▶ Your goal:
Assemble all lines in which the string "that" appears.

▶ Data entries:
-- START --

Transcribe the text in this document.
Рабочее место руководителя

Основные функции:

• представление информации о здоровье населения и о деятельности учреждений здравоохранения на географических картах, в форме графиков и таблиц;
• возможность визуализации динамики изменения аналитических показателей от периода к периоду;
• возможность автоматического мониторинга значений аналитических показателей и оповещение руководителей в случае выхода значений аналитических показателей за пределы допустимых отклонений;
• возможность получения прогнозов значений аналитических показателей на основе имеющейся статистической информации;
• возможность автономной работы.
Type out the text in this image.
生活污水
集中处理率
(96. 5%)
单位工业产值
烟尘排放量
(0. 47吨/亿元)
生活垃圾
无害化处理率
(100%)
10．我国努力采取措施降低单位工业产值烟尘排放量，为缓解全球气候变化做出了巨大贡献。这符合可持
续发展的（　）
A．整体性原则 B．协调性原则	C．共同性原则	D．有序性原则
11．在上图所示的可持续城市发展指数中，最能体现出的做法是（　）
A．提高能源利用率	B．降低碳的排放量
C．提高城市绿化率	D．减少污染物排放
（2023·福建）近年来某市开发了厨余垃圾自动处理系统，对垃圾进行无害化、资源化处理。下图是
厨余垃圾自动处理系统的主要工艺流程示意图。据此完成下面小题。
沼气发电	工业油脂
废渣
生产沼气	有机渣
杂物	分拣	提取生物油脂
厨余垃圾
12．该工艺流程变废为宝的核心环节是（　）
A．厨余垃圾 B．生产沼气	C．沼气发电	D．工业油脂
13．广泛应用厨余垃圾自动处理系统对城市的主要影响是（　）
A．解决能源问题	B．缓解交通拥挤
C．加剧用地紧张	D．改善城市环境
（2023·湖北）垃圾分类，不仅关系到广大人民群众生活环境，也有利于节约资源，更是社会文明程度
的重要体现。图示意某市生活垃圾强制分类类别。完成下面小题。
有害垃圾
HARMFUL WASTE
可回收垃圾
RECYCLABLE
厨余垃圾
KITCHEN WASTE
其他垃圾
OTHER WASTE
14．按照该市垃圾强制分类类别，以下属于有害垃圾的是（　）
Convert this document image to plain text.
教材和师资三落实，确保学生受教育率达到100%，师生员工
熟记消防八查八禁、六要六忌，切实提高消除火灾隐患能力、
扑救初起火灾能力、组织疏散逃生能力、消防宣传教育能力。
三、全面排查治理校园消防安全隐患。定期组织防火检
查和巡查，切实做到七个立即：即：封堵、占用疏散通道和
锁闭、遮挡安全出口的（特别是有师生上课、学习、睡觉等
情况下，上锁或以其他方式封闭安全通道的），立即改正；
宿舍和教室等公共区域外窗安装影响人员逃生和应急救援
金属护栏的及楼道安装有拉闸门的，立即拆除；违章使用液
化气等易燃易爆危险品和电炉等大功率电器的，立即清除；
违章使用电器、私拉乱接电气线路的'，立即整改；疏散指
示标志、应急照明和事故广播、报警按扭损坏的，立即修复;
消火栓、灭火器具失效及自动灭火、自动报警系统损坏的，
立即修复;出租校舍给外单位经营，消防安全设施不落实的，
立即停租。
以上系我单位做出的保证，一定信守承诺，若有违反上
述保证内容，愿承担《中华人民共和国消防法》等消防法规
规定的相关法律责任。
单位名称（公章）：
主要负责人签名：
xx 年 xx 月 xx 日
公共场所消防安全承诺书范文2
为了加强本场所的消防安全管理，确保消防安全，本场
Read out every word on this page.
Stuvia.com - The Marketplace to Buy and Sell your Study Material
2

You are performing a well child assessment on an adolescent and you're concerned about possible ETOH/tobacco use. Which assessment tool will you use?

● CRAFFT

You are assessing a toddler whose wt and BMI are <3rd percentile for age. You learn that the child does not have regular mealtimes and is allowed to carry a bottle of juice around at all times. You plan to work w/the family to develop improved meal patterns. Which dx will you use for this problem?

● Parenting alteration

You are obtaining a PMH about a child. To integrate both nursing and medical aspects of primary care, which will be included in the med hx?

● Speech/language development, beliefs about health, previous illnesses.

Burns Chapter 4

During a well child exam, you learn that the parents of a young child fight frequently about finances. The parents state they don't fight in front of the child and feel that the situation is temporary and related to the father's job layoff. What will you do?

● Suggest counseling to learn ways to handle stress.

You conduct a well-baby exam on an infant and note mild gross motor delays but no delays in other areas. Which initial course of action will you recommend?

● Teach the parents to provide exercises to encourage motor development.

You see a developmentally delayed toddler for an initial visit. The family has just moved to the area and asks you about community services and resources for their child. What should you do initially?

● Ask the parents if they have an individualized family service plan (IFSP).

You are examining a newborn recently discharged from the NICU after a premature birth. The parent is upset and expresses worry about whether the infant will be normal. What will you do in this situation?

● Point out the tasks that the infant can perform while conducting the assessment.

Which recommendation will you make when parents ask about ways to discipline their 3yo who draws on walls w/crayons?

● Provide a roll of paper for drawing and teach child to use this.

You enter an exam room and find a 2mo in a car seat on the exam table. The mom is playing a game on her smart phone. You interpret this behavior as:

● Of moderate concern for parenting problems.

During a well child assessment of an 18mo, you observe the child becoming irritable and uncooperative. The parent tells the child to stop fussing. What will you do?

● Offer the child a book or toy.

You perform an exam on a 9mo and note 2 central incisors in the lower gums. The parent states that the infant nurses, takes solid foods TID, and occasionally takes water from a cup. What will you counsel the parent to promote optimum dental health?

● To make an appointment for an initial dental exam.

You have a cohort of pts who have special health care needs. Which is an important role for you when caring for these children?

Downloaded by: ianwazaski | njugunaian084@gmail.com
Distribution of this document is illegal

-- END --

▶ Task result:
You are assessing a toddler whose wt and BMI are <3rd percentile for age. You learn that the child does not have regular mealtimes and is allowed to carry a bottle of juice around at all times. You plan to work w/the family to develop improved meal patterns. Which dx will you use for this problem?
During a well child exam, you learn that the parents of a young child fight frequently about finances. The parents state they don't fight in front of the child and feel that the situation is temporary and related to the father's job layoff. What will you do?
● Point out the tasks that the infant can perform while conducting the assessment.
You perform an exam on a 9mo and note 2 central incisors in the lower gums. The parent states that the infant nurses, takes solid foods TID, and occasionally takes water from a cup. What will you counsel the parent to promote optimum dental health?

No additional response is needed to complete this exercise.